**Instructions for the task:**
Reproduce every record below exactly as written, but leave out any pictures.

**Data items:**
# # # # #

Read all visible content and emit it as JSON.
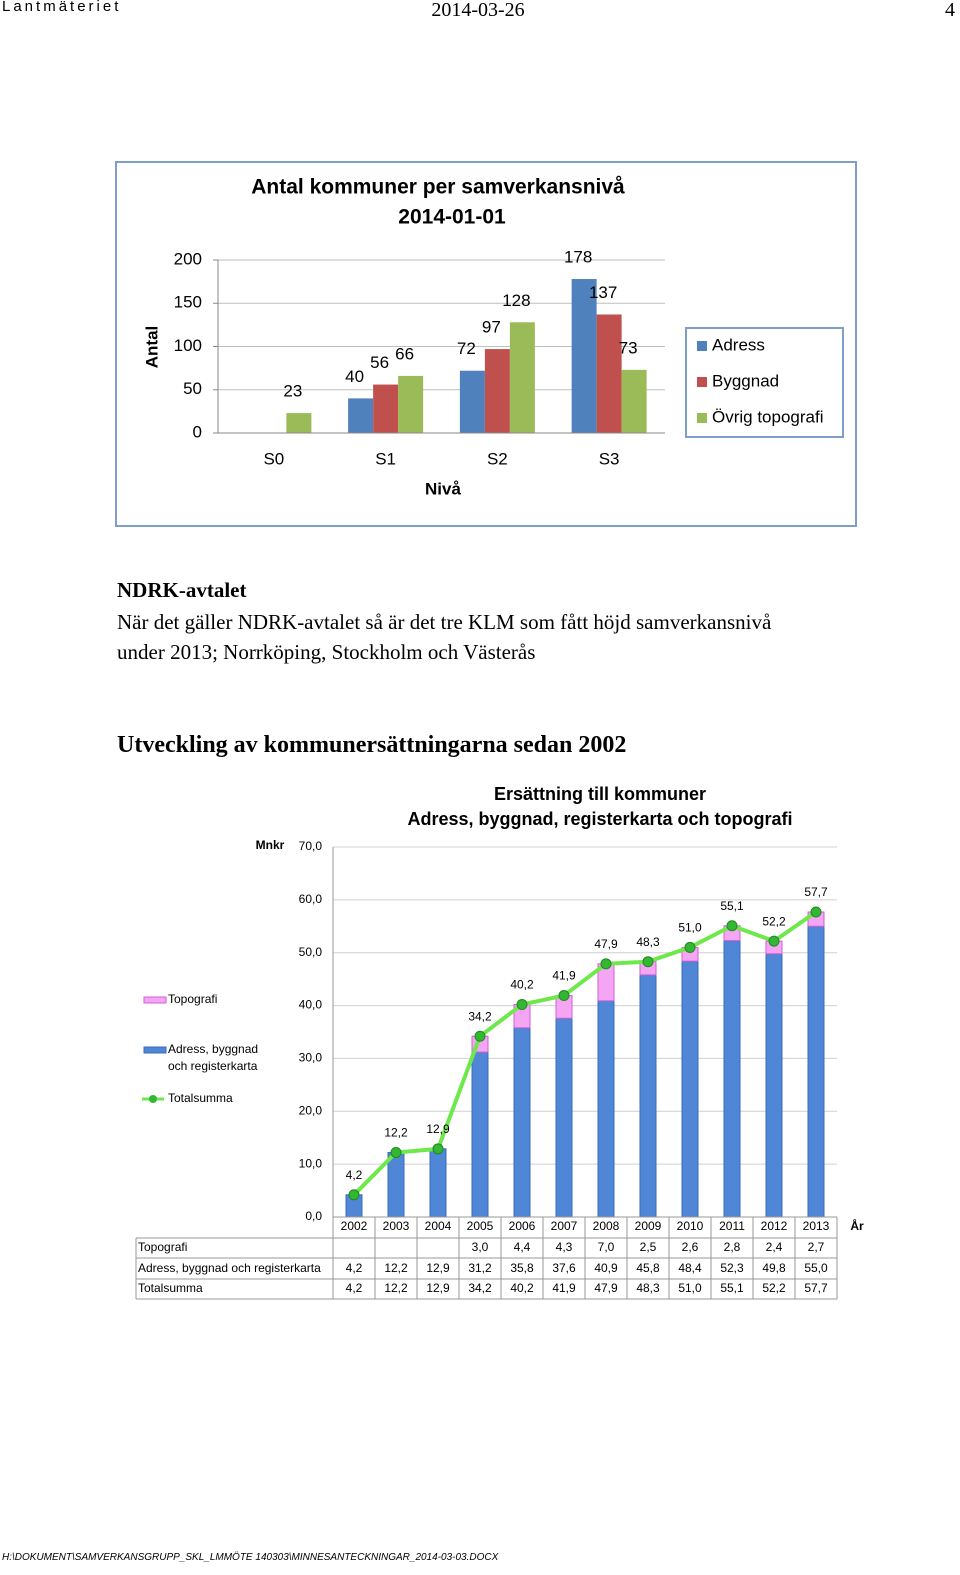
{
  "header": {
    "organization": "Lantmäteriet",
    "date": "2014-03-26",
    "page": 4
  },
  "chart_data": [
    {
      "type": "bar",
      "title": "Antal kommuner per samverkansnivå",
      "subtitle": "2014-01-01",
      "y_label": "Antal",
      "x_label": "Nivå",
      "categories": [
        "S0",
        "S1",
        "S2",
        "S3"
      ],
      "series": [
        {
          "name": "Adress",
          "color": "#4f81bd",
          "values": [
            null,
            40,
            72,
            178
          ]
        },
        {
          "name": "Byggnad",
          "color": "#c0504d",
          "values": [
            null,
            56,
            97,
            137
          ]
        },
        {
          "name": "Övrig topografi",
          "color": "#9bbb59",
          "values": [
            23,
            66,
            128,
            73
          ]
        }
      ],
      "ylim": [
        0,
        200
      ],
      "yticks": [
        0,
        50,
        100,
        150,
        200
      ],
      "grid": true,
      "legend": "right"
    },
    {
      "type": "bar_line",
      "title": "Ersättning till kommuner",
      "subtitle": "Adress, byggnad, registerkarta och topografi",
      "y_label": "Mnkr",
      "x_label": "År",
      "categories": [
        "2002",
        "2003",
        "2004",
        "2005",
        "2006",
        "2007",
        "2008",
        "2009",
        "2010",
        "2011",
        "2012",
        "2013"
      ],
      "series": [
        {
          "name": "Topografi",
          "type": "bar",
          "color": "#f4a6f4",
          "values": [
            null,
            null,
            null,
            3.0,
            4.4,
            4.3,
            7.0,
            2.5,
            2.6,
            2.8,
            2.4,
            2.7
          ],
          "value_labels": [
            null,
            null,
            null,
            "3,0",
            "4,4",
            "4,3",
            "7,0",
            "2,5",
            "2,6",
            "2,8",
            "2,4",
            "2,7"
          ]
        },
        {
          "name": "Adress, byggnad och registerkarta",
          "type": "bar",
          "color": "#4f86d6",
          "values": [
            4.2,
            12.2,
            12.9,
            31.2,
            35.8,
            37.6,
            40.9,
            45.8,
            48.4,
            52.3,
            49.8,
            55.0
          ],
          "value_labels": [
            "4,2",
            "12,2",
            "12,9",
            "31,2",
            "35,8",
            "37,6",
            "40,9",
            "45,8",
            "48,4",
            "52,3",
            "49,8",
            "55,0"
          ]
        },
        {
          "name": "Totalsumma",
          "type": "line",
          "color": "#6ee84a",
          "values": [
            4.2,
            12.2,
            12.9,
            34.2,
            40.2,
            41.9,
            47.9,
            48.3,
            51.0,
            55.1,
            52.2,
            57.7
          ],
          "value_labels": [
            "4,2",
            "12,2",
            "12,9",
            "34,2",
            "40,2",
            "41,9",
            "47,9",
            "48,3",
            "51,0",
            "55,1",
            "52,2",
            "57,7"
          ]
        }
      ],
      "ylim": [
        0,
        70
      ],
      "yticks": [
        {
          "value": 0,
          "label": "0,0"
        },
        {
          "value": 10,
          "label": "10,0"
        },
        {
          "value": 20,
          "label": "20,0"
        },
        {
          "value": 30,
          "label": "30,0"
        },
        {
          "value": 40,
          "label": "40,0"
        },
        {
          "value": 50,
          "label": "50,0"
        },
        {
          "value": 60,
          "label": "60,0"
        },
        {
          "value": 70,
          "label": "70,0"
        }
      ],
      "grid": true,
      "legend": "left"
    }
  ],
  "section": {
    "heading": "NDRK-avtalet",
    "paragraph": "När det gäller NDRK-avtalet så är det tre KLM som fått höjd samverkansnivå under 2013; Norrköping, Stockholm och Västerås",
    "heading2": "Utveckling av kommunersättningarna sedan 2002"
  },
  "footer": "H:\\DOKUMENT\\SAMVERKANSGRUPP_SKL_LMMÖTE 140303\\MINNESANTECKNINGAR_2014-03-03.DOCX"
}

# # # # #

**Output of the exercise:**
Read all visible content and emit it as JSON.
{
  "header": {
    "organization": "Lantmäteriet",
    "date": "2014-03-26",
    "page": 4
  },
  "chart_data": [
    {
      "type": "bar",
      "title": "Antal kommuner per samverkansnivå",
      "subtitle": "2014-01-01",
      "y_label": "Antal",
      "x_label": "Nivå",
      "categories": [
        "S0",
        "S1",
        "S2",
        "S3"
      ],
      "series": [
        {
          "name": "Adress",
          "color": "#4f81bd",
          "values": [
            null,
            40,
            72,
            178
          ]
        },
        {
          "name": "Byggnad",
          "color": "#c0504d",
          "values": [
            null,
            56,
            97,
            137
          ]
        },
        {
          "name": "Övrig topografi",
          "color": "#9bbb59",
          "values": [
            23,
            66,
            128,
            73
          ]
        }
      ],
      "ylim": [
        0,
        200
      ],
      "yticks": [
        0,
        50,
        100,
        150,
        200
      ],
      "grid": true,
      "legend": "right"
    },
    {
      "type": "bar_line",
      "title": "Ersättning till kommuner",
      "subtitle": "Adress, byggnad, registerkarta och topografi",
      "y_label": "Mnkr",
      "x_label": "År",
      "categories": [
        "2002",
        "2003",
        "2004",
        "2005",
        "2006",
        "2007",
        "2008",
        "2009",
        "2010",
        "2011",
        "2012",
        "2013"
      ],
      "series": [
        {
          "name": "Topografi",
          "type": "bar",
          "color": "#f4a6f4",
          "values": [
            null,
            null,
            null,
            3.0,
            4.4,
            4.3,
            7.0,
            2.5,
            2.6,
            2.8,
            2.4,
            2.7
          ],
          "value_labels": [
            null,
            null,
            null,
            "3,0",
            "4,4",
            "4,3",
            "7,0",
            "2,5",
            "2,6",
            "2,8",
            "2,4",
            "2,7"
          ]
        },
        {
          "name": "Adress, byggnad och registerkarta",
          "type": "bar",
          "color": "#4f86d6",
          "values": [
            4.2,
            12.2,
            12.9,
            31.2,
            35.8,
            37.6,
            40.9,
            45.8,
            48.4,
            52.3,
            49.8,
            55.0
          ],
          "value_labels": [
            "4,2",
            "12,2",
            "12,9",
            "31,2",
            "35,8",
            "37,6",
            "40,9",
            "45,8",
            "48,4",
            "52,3",
            "49,8",
            "55,0"
          ]
        },
        {
          "name": "Totalsumma",
          "type": "line",
          "color": "#6ee84a",
          "values": [
            4.2,
            12.2,
            12.9,
            34.2,
            40.2,
            41.9,
            47.9,
            48.3,
            51.0,
            55.1,
            52.2,
            57.7
          ],
          "value_labels": [
            "4,2",
            "12,2",
            "12,9",
            "34,2",
            "40,2",
            "41,9",
            "47,9",
            "48,3",
            "51,0",
            "55,1",
            "52,2",
            "57,7"
          ]
        }
      ],
      "ylim": [
        0,
        70
      ],
      "yticks": [
        {
          "value": 0,
          "label": "0,0"
        },
        {
          "value": 10,
          "label": "10,0"
        },
        {
          "value": 20,
          "label": "20,0"
        },
        {
          "value": 30,
          "label": "30,0"
        },
        {
          "value": 40,
          "label": "40,0"
        },
        {
          "value": 50,
          "label": "50,0"
        },
        {
          "value": 60,
          "label": "60,0"
        },
        {
          "value": 70,
          "label": "70,0"
        }
      ],
      "grid": true,
      "legend": "left"
    }
  ],
  "section": {
    "heading": "NDRK-avtalet",
    "paragraph": "När det gäller NDRK-avtalet så är det tre KLM som fått höjd samverkansnivå under 2013; Norrköping, Stockholm och Västerås",
    "heading2": "Utveckling av kommunersättningarna sedan 2002"
  },
  "footer": "H:\\DOKUMENT\\SAMVERKANSGRUPP_SKL_LMMÖTE 140303\\MINNESANTECKNINGAR_2014-03-03.DOCX"
}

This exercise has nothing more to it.